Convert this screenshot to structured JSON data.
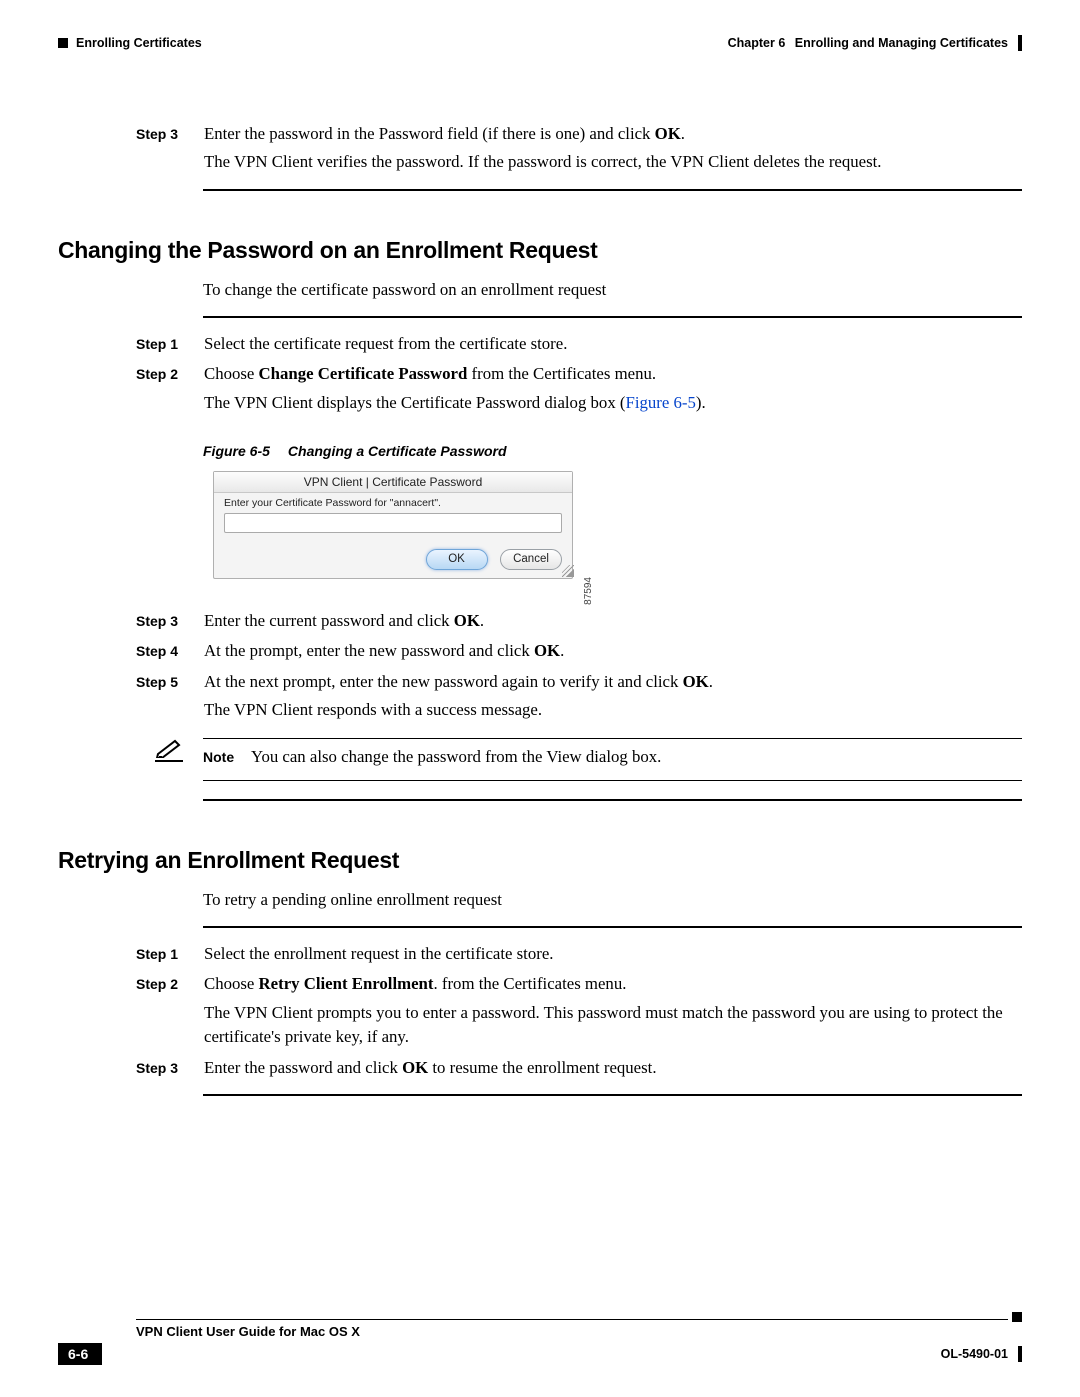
{
  "header": {
    "left_section": "Enrolling Certificates",
    "right_chapter_label": "Chapter 6",
    "right_chapter_title": "Enrolling and Managing Certificates"
  },
  "intro_step": {
    "label": "Step 3",
    "line1a": "Enter the password in the Password field (if there is one) and click ",
    "line1b": "OK",
    "line1c": ".",
    "line2": "The VPN Client verifies the password. If the password is correct, the VPN Client deletes the request."
  },
  "section1": {
    "heading": "Changing the Password on an Enrollment Request",
    "intro": "To change the certificate password on an enrollment request",
    "steps12": [
      {
        "label": "Step 1",
        "text": "Select the certificate request from the certificate store."
      },
      {
        "label": "Step 2",
        "pre": "Choose ",
        "bold": "Change Certificate Password",
        "post": " from the Certificates menu."
      }
    ],
    "step2_extra_a": "The VPN Client displays the Certificate Password dialog box (",
    "step2_extra_link": "Figure 6-5",
    "step2_extra_b": ").",
    "figure": {
      "caption_num": "Figure 6-5",
      "caption_title": "Changing a Certificate Password",
      "dialog_title": "VPN Client  |  Certificate Password",
      "dialog_prompt": "Enter your Certificate Password for \"annacert\".",
      "ok": "OK",
      "cancel": "Cancel",
      "side_num": "87594"
    },
    "steps345": [
      {
        "label": "Step 3",
        "pre": "Enter the current password and click ",
        "bold": "OK",
        "post": "."
      },
      {
        "label": "Step 4",
        "pre": "At the prompt, enter the new password and click ",
        "bold": "OK",
        "post": "."
      },
      {
        "label": "Step 5",
        "pre": "At the next prompt, enter the new password again to verify it and click ",
        "bold": "OK",
        "post": "."
      }
    ],
    "step5_extra": "The VPN Client responds with a success message.",
    "note_label": "Note",
    "note_pre": "You can also change the password from the ",
    "note_bold": "View",
    "note_post": " dialog box."
  },
  "section2": {
    "heading": "Retrying an Enrollment Request",
    "intro": "To retry a pending online enrollment request",
    "steps": [
      {
        "label": "Step 1",
        "text": "Select the enrollment request in the certificate store."
      },
      {
        "label": "Step 2",
        "pre": "Choose ",
        "bold": "Retry Client Enrollment",
        "post": ". from the Certificates menu."
      }
    ],
    "step2_extra": "The VPN Client prompts you to enter a password. This password must match the password you are using to protect the certificate's private key, if any.",
    "step3": {
      "label": "Step 3",
      "pre": "Enter the password and click ",
      "bold": "OK",
      "post": " to resume the enrollment request."
    }
  },
  "footer": {
    "guide_title": "VPN Client User Guide for Mac OS X",
    "page_num": "6-6",
    "doc_id": "OL-5490-01"
  }
}
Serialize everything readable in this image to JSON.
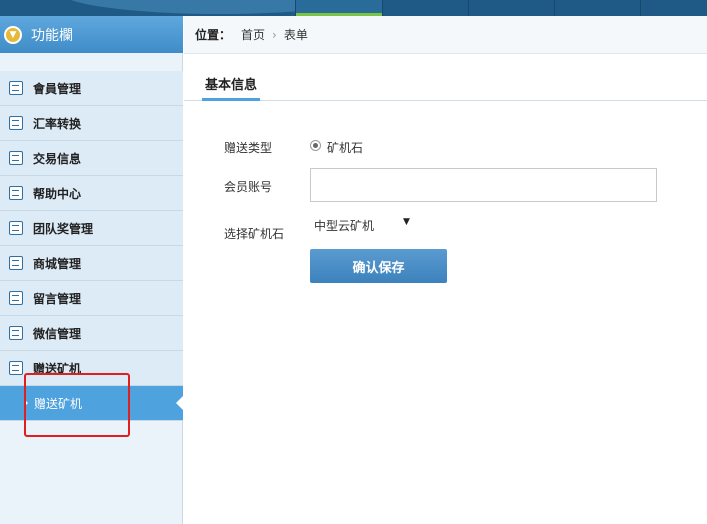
{
  "sidebar": {
    "header_label": "功能欄",
    "items": [
      {
        "label": "會員管理",
        "icon": "list-icon"
      },
      {
        "label": "汇率转换",
        "icon": "chat-icon"
      },
      {
        "label": "交易信息",
        "icon": "list-icon"
      },
      {
        "label": "帮助中心",
        "icon": "edit-icon"
      },
      {
        "label": "团队奖管理",
        "icon": "calendar-icon"
      },
      {
        "label": "商城管理",
        "icon": "calendar-icon"
      },
      {
        "label": "留言管理",
        "icon": "edit-icon"
      },
      {
        "label": "微信管理",
        "icon": "chat-icon"
      },
      {
        "label": "赠送矿机",
        "icon": "chat-icon"
      }
    ],
    "active_item": {
      "label": "赠送矿机"
    }
  },
  "breadcrumb": {
    "label": "位置：",
    "home": "首页",
    "separator": "›",
    "current": "表单"
  },
  "tab": {
    "label": "基本信息"
  },
  "form": {
    "type_label": "赠送类型",
    "type_option": "矿机石",
    "account_label": "会员账号",
    "account_value": "",
    "select_label": "选择矿机石",
    "select_value": "中型云矿机",
    "save_label": "确认保存"
  },
  "colors": {
    "topbar": "#1f5a86",
    "sidebar_header": "#4e9ad6",
    "active_item": "#4ea2dd",
    "save_button": "#4a8dc6",
    "highlight": "#e02020"
  }
}
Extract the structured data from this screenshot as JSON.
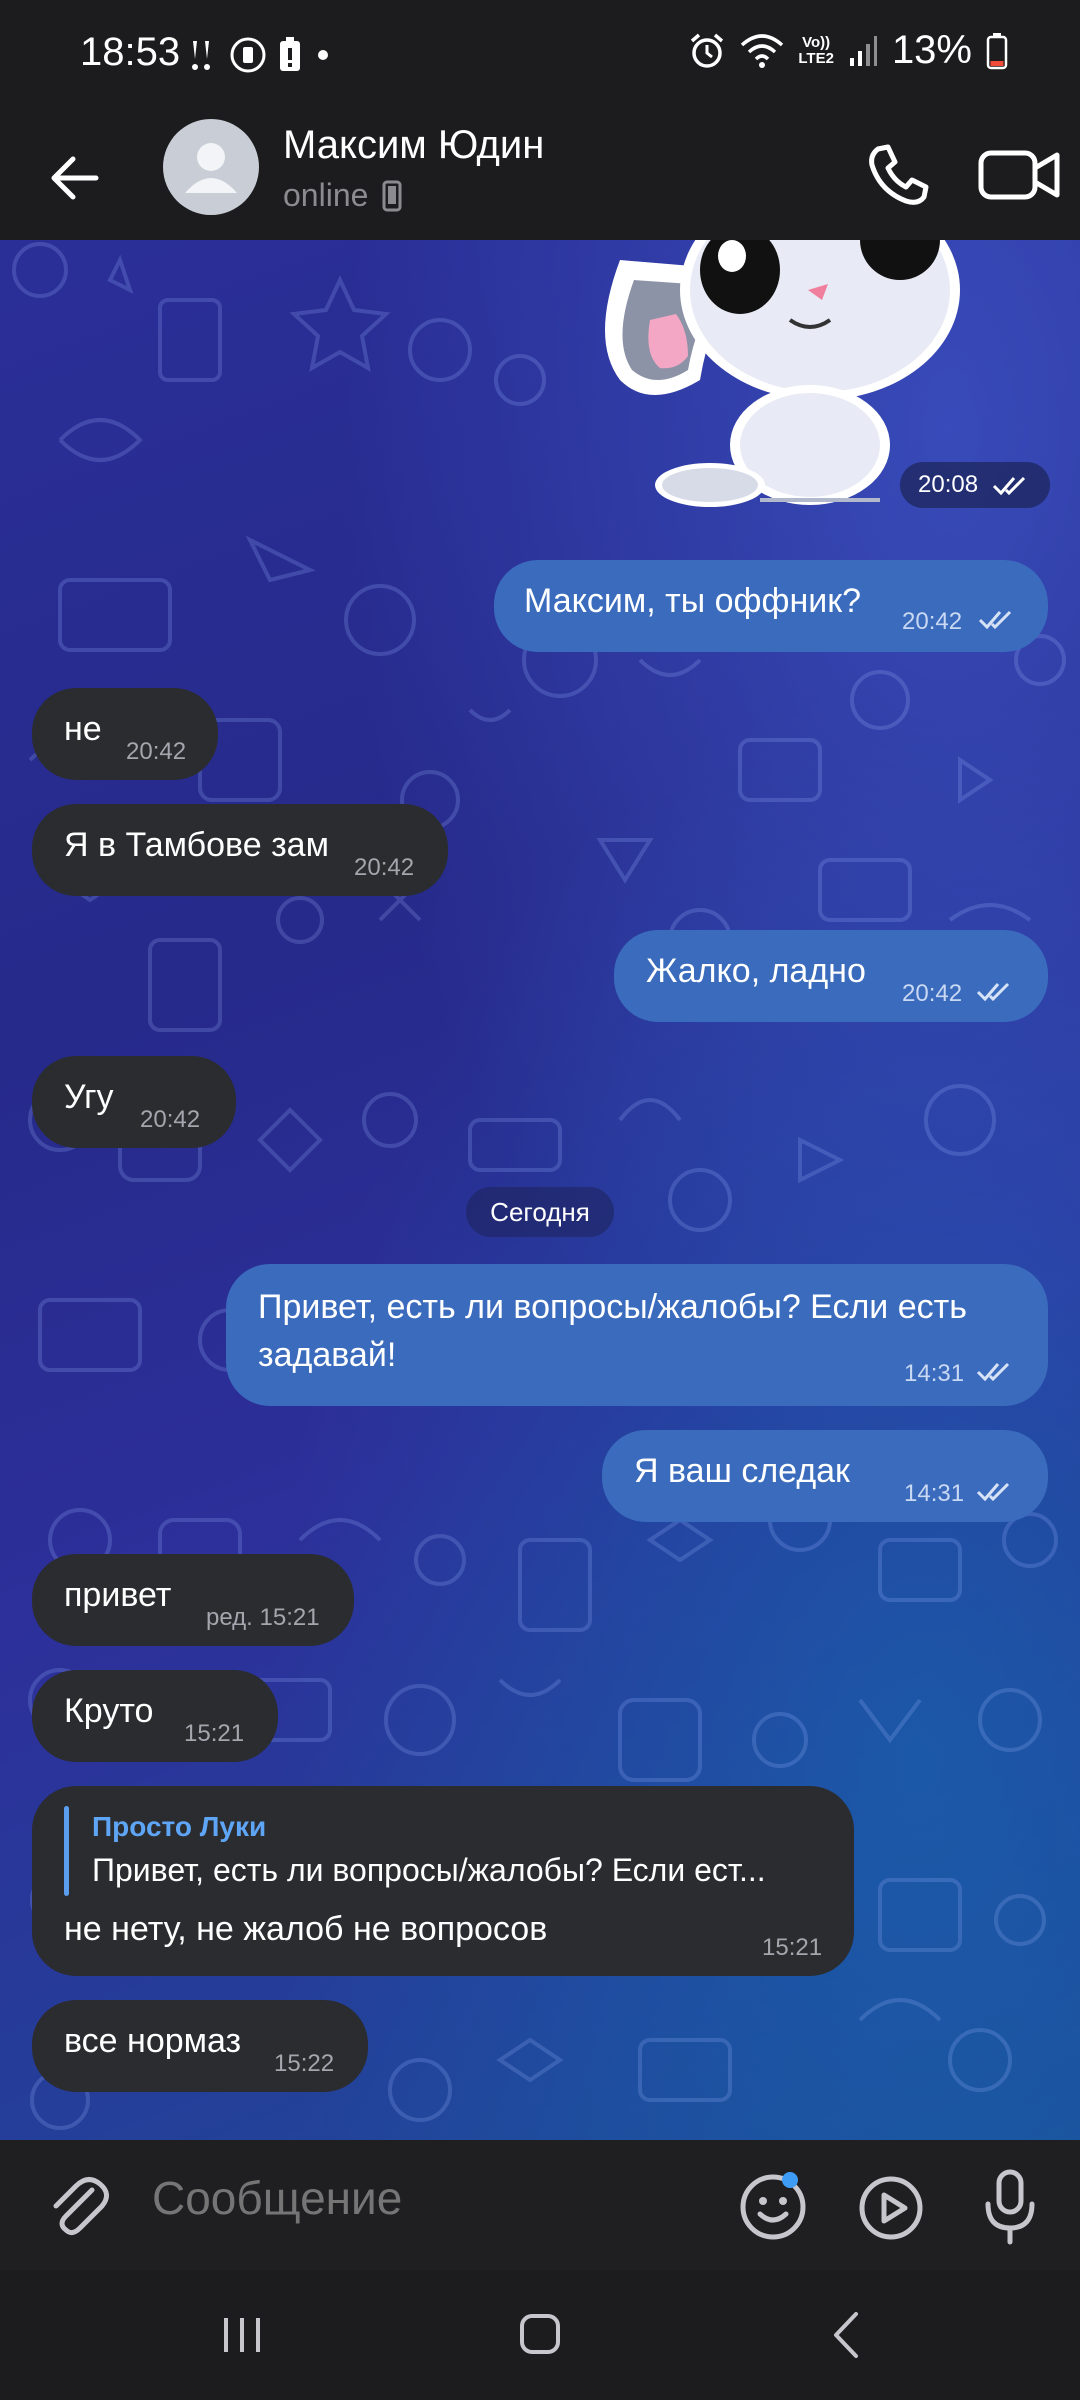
{
  "status_bar": {
    "time": "18:53",
    "network": [
      "Vo))",
      "LTE2"
    ],
    "battery_percent": "13%"
  },
  "header": {
    "contact_name": "Максим Юдин",
    "contact_status": "online"
  },
  "chat": {
    "sticker_time": "20:08",
    "date_separator": "Сегодня",
    "messages": [
      {
        "dir": "out",
        "text": "Максим, ты оффник?",
        "time": "20:42"
      },
      {
        "dir": "in",
        "text": "не",
        "time": "20:42"
      },
      {
        "dir": "in",
        "text": "Я в Тамбове зам",
        "time": "20:42"
      },
      {
        "dir": "out",
        "text": "Жалко, ладно",
        "time": "20:42"
      },
      {
        "dir": "in",
        "text": "Угу",
        "time": "20:42"
      },
      {
        "dir": "out",
        "text_line1": "Привет, есть ли вопросы/жалобы? Если есть",
        "text_line2": "задавай!",
        "time": "14:31"
      },
      {
        "dir": "out",
        "text": "Я ваш следак",
        "time": "14:31"
      },
      {
        "dir": "in",
        "text": "привет",
        "time": "ред. 15:21"
      },
      {
        "dir": "in",
        "text": "Круто",
        "time": "15:21"
      },
      {
        "dir": "in",
        "reply_author": "Просто Луки",
        "reply_text": "Привет, есть ли вопросы/жалобы? Если ест...",
        "text": "не нету, не жалоб не вопросов",
        "time": "15:21"
      },
      {
        "dir": "in",
        "text": "все нормаз",
        "time": "15:22"
      }
    ]
  },
  "input_bar": {
    "placeholder": "Сообщение"
  },
  "icons": {
    "back": "arrow-left-icon",
    "call": "phone-icon",
    "video": "video-camera-icon",
    "attach": "paperclip-icon",
    "emoji": "smiley-icon",
    "video_message": "play-circle-icon",
    "voice": "microphone-icon"
  },
  "colors": {
    "incoming_bubble": "#2b2c30",
    "outgoing_bubble": "#3a6bbd",
    "reply_accent": "#5fa5f5",
    "bar_background": "#1c1c1e"
  }
}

───

**AIM OF THE TASK**
Quote the preceding listing precisely and completely, omitting its images.

**SOLUTION TO THIS EXERCISE**
Convert this screenshot to structured JSON data.
{
  "header": {
    "left_section": "Enrolling Certificates",
    "right_chapter_label": "Chapter 6",
    "right_chapter_title": "Enrolling and Managing Certificates"
  },
  "intro_step": {
    "label": "Step 3",
    "line1a": "Enter the password in the Password field (if there is one) and click ",
    "line1b": "OK",
    "line1c": ".",
    "line2": "The VPN Client verifies the password. If the password is correct, the VPN Client deletes the request."
  },
  "section1": {
    "heading": "Changing the Password on an Enrollment Request",
    "intro": "To change the certificate password on an enrollment request",
    "steps12": [
      {
        "label": "Step 1",
        "text": "Select the certificate request from the certificate store."
      },
      {
        "label": "Step 2",
        "pre": "Choose ",
        "bold": "Change Certificate Password",
        "post": " from the Certificates menu."
      }
    ],
    "step2_extra_a": "The VPN Client displays the Certificate Password dialog box (",
    "step2_extra_link": "Figure 6-5",
    "step2_extra_b": ").",
    "figure": {
      "caption_num": "Figure 6-5",
      "caption_title": "Changing a Certificate Password",
      "dialog_title": "VPN Client  |  Certificate Password",
      "dialog_prompt": "Enter your Certificate Password for \"annacert\".",
      "ok": "OK",
      "cancel": "Cancel",
      "side_num": "87594"
    },
    "steps345": [
      {
        "label": "Step 3",
        "pre": "Enter the current password and click ",
        "bold": "OK",
        "post": "."
      },
      {
        "label": "Step 4",
        "pre": "At the prompt, enter the new password and click ",
        "bold": "OK",
        "post": "."
      },
      {
        "label": "Step 5",
        "pre": "At the next prompt, enter the new password again to verify it and click ",
        "bold": "OK",
        "post": "."
      }
    ],
    "step5_extra": "The VPN Client responds with a success message.",
    "note_label": "Note",
    "note_pre": "You can also change the password from the ",
    "note_bold": "View",
    "note_post": " dialog box."
  },
  "section2": {
    "heading": "Retrying an Enrollment Request",
    "intro": "To retry a pending online enrollment request",
    "steps": [
      {
        "label": "Step 1",
        "text": "Select the enrollment request in the certificate store."
      },
      {
        "label": "Step 2",
        "pre": "Choose ",
        "bold": "Retry Client Enrollment",
        "post": ". from the Certificates menu."
      }
    ],
    "step2_extra": "The VPN Client prompts you to enter a password. This password must match the password you are using to protect the certificate's private key, if any.",
    "step3": {
      "label": "Step 3",
      "pre": "Enter the password and click ",
      "bold": "OK",
      "post": " to resume the enrollment request."
    }
  },
  "footer": {
    "guide_title": "VPN Client User Guide for Mac OS X",
    "page_num": "6-6",
    "doc_id": "OL-5490-01"
  }
}
Serialize everything readable in this image to JSON.
{
  "sidebar": {
    "header_label": "功能欄",
    "items": [
      {
        "label": "會員管理",
        "icon": "list-icon"
      },
      {
        "label": "汇率转换",
        "icon": "chat-icon"
      },
      {
        "label": "交易信息",
        "icon": "list-icon"
      },
      {
        "label": "帮助中心",
        "icon": "edit-icon"
      },
      {
        "label": "团队奖管理",
        "icon": "calendar-icon"
      },
      {
        "label": "商城管理",
        "icon": "calendar-icon"
      },
      {
        "label": "留言管理",
        "icon": "edit-icon"
      },
      {
        "label": "微信管理",
        "icon": "chat-icon"
      },
      {
        "label": "赠送矿机",
        "icon": "chat-icon"
      }
    ],
    "active_item": {
      "label": "赠送矿机"
    }
  },
  "breadcrumb": {
    "label": "位置：",
    "home": "首页",
    "separator": "›",
    "current": "表单"
  },
  "tab": {
    "label": "基本信息"
  },
  "form": {
    "type_label": "赠送类型",
    "type_option": "矿机石",
    "account_label": "会员账号",
    "account_value": "",
    "select_label": "选择矿机石",
    "select_value": "中型云矿机",
    "save_label": "确认保存"
  },
  "colors": {
    "topbar": "#1f5a86",
    "sidebar_header": "#4e9ad6",
    "active_item": "#4ea2dd",
    "save_button": "#4a8dc6",
    "highlight": "#e02020"
  }
}
Extract the structured data from this screenshot as JSON.
{
  "status_bar": {
    "time": "18:53",
    "network": [
      "Vo))",
      "LTE2"
    ],
    "battery_percent": "13%"
  },
  "header": {
    "contact_name": "Максим Юдин",
    "contact_status": "online"
  },
  "chat": {
    "sticker_time": "20:08",
    "date_separator": "Сегодня",
    "messages": [
      {
        "dir": "out",
        "text": "Максим, ты оффник?",
        "time": "20:42"
      },
      {
        "dir": "in",
        "text": "не",
        "time": "20:42"
      },
      {
        "dir": "in",
        "text": "Я в Тамбове зам",
        "time": "20:42"
      },
      {
        "dir": "out",
        "text": "Жалко, ладно",
        "time": "20:42"
      },
      {
        "dir": "in",
        "text": "Угу",
        "time": "20:42"
      },
      {
        "dir": "out",
        "text_line1": "Привет, есть ли вопросы/жалобы? Если есть",
        "text_line2": "задавай!",
        "time": "14:31"
      },
      {
        "dir": "out",
        "text": "Я ваш следак",
        "time": "14:31"
      },
      {
        "dir": "in",
        "text": "привет",
        "time": "ред. 15:21"
      },
      {
        "dir": "in",
        "text": "Круто",
        "time": "15:21"
      },
      {
        "dir": "in",
        "reply_author": "Просто Луки",
        "reply_text": "Привет, есть ли вопросы/жалобы? Если ест...",
        "text": "не нету, не жалоб не вопросов",
        "time": "15:21"
      },
      {
        "dir": "in",
        "text": "все нормаз",
        "time": "15:22"
      }
    ]
  },
  "input_bar": {
    "placeholder": "Сообщение"
  },
  "icons": {
    "back": "arrow-left-icon",
    "call": "phone-icon",
    "video": "video-camera-icon",
    "attach": "paperclip-icon",
    "emoji": "smiley-icon",
    "video_message": "play-circle-icon",
    "voice": "microphone-icon"
  },
  "colors": {
    "incoming_bubble": "#2b2c30",
    "outgoing_bubble": "#3a6bbd",
    "reply_accent": "#5fa5f5",
    "bar_background": "#1c1c1e"
  }
}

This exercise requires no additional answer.